● **WHAT IS ASKED**: Exactly reproduce the lines that follow.
:::::
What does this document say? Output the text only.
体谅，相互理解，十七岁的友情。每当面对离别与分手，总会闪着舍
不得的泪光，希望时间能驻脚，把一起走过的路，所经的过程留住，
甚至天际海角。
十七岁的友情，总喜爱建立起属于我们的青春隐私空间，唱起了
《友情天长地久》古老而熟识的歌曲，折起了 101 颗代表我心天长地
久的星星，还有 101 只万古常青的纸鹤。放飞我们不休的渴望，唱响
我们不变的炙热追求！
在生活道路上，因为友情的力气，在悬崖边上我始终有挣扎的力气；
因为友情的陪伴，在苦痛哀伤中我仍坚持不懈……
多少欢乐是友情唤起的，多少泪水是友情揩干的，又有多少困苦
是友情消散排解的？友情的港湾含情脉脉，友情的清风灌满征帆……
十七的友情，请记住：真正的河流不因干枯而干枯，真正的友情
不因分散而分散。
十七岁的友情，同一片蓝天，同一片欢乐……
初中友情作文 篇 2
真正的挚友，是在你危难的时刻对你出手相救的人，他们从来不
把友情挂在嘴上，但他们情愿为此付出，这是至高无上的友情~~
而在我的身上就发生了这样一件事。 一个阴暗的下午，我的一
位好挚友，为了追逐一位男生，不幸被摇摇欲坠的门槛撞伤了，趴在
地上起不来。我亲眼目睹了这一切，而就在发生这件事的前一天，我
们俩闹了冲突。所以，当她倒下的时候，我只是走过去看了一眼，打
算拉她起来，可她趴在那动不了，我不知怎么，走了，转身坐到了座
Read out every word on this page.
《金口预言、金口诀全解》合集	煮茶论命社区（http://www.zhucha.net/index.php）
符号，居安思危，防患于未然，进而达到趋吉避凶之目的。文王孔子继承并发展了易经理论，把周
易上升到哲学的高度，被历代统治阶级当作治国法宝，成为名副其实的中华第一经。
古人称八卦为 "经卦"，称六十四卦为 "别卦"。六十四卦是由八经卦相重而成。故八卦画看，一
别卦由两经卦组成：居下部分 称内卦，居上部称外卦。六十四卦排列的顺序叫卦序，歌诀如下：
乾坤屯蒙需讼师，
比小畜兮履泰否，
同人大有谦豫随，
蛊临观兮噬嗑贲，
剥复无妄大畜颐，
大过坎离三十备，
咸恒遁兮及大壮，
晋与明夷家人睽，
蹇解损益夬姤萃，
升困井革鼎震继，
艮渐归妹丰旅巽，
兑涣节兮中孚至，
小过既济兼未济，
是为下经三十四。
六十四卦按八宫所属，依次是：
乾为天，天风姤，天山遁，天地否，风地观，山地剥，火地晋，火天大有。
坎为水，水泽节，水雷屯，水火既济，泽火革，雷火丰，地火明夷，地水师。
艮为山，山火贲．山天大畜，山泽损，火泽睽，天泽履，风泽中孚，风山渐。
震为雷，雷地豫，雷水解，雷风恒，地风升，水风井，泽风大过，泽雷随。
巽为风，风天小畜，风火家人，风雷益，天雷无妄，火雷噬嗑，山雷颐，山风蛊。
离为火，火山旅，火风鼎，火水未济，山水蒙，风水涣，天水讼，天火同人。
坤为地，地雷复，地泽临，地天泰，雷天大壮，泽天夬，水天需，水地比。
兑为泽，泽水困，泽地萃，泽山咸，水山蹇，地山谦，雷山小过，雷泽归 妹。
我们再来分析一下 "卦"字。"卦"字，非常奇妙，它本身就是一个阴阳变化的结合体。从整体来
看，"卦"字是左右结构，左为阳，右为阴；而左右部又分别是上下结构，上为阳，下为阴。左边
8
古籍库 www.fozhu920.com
:::::
● **EXERCISE ANSWER**:
What does this document say? Output the text only.
体谅，相互理解，十七岁的友情。每当面对离别与分手，总会闪着舍
不得的泪光，希望时间能驻脚，把一起走过的路，所经的过程留住，
甚至天际海角。
十七岁的友情，总喜爱建立起属于我们的青春隐私空间，唱起了
《友情天长地久》古老而熟识的歌曲，折起了 101 颗代表我心天长地
久的星星，还有 101 只万古常青的纸鹤。放飞我们不休的渴望，唱响
我们不变的炙热追求！
在生活道路上，因为友情的力气，在悬崖边上我始终有挣扎的力气；
因为友情的陪伴，在苦痛哀伤中我仍坚持不懈……
多少欢乐是友情唤起的，多少泪水是友情揩干的，又有多少困苦
是友情消散排解的？友情的港湾含情脉脉，友情的清风灌满征帆……
十七的友情，请记住：真正的河流不因干枯而干枯，真正的友情
不因分散而分散。
十七岁的友情，同一片蓝天，同一片欢乐……
初中友情作文 篇 2
真正的挚友，是在你危难的时刻对你出手相救的人，他们从来不
把友情挂在嘴上，但他们情愿为此付出，这是至高无上的友情~~
而在我的身上就发生了这样一件事。 一个阴暗的下午，我的一
位好挚友，为了追逐一位男生，不幸被摇摇欲坠的门槛撞伤了，趴在
地上起不来。我亲眼目睹了这一切，而就在发生这件事的前一天，我
们俩闹了冲突。所以，当她倒下的时候，我只是走过去看了一眼，打
算拉她起来，可她趴在那动不了，我不知怎么，走了，转身坐到了座
Read out every word on this page.
《金口预言、金口诀全解》合集	煮茶论命社区（http://www.zhucha.net/index.php）
符号，居安思危，防患于未然，进而达到趋吉避凶之目的。文王孔子继承并发展了易经理论，把周
易上升到哲学的高度，被历代统治阶级当作治国法宝，成为名副其实的中华第一经。
古人称八卦为 "经卦"，称六十四卦为 "别卦"。六十四卦是由八经卦相重而成。故八卦画看，一
别卦由两经卦组成：居下部分 称内卦，居上部称外卦。六十四卦排列的顺序叫卦序，歌诀如下：
乾坤屯蒙需讼师，
比小畜兮履泰否，
同人大有谦豫随，
蛊临观兮噬嗑贲，
剥复无妄大畜颐，
大过坎离三十备，
咸恒遁兮及大壮，
晋与明夷家人睽，
蹇解损益夬姤萃，
升困井革鼎震继，
艮渐归妹丰旅巽，
兑涣节兮中孚至，
小过既济兼未济，
是为下经三十四。
六十四卦按八宫所属，依次是：
乾为天，天风姤，天山遁，天地否，风地观，山地剥，火地晋，火天大有。
坎为水，水泽节，水雷屯，水火既济，泽火革，雷火丰，地火明夷，地水师。
艮为山，山火贲．山天大畜，山泽损，火泽睽，天泽履，风泽中孚，风山渐。
震为雷，雷地豫，雷水解，雷风恒，地风升，水风井，泽风大过，泽雷随。
巽为风，风天小畜，风火家人，风雷益，天雷无妄，火雷噬嗑，山雷颐，山风蛊。
离为火，火山旅，火风鼎，火水未济，山水蒙，风水涣，天水讼，天火同人。
坤为地，地雷复，地泽临，地天泰，雷天大壮，泽天夬，水天需，水地比。
兑为泽，泽水困，泽地萃，泽山咸，水山蹇，地山谦，雷山小过，雷泽归 妹。
我们再来分析一下 "卦"字。"卦"字，非常奇妙，它本身就是一个阴阳变化的结合体。从整体来
看，"卦"字是左右结构，左为阳，右为阴；而左右部又分别是上下结构，上为阳，下为阴。左边
8
古籍库 www.fozhu920.com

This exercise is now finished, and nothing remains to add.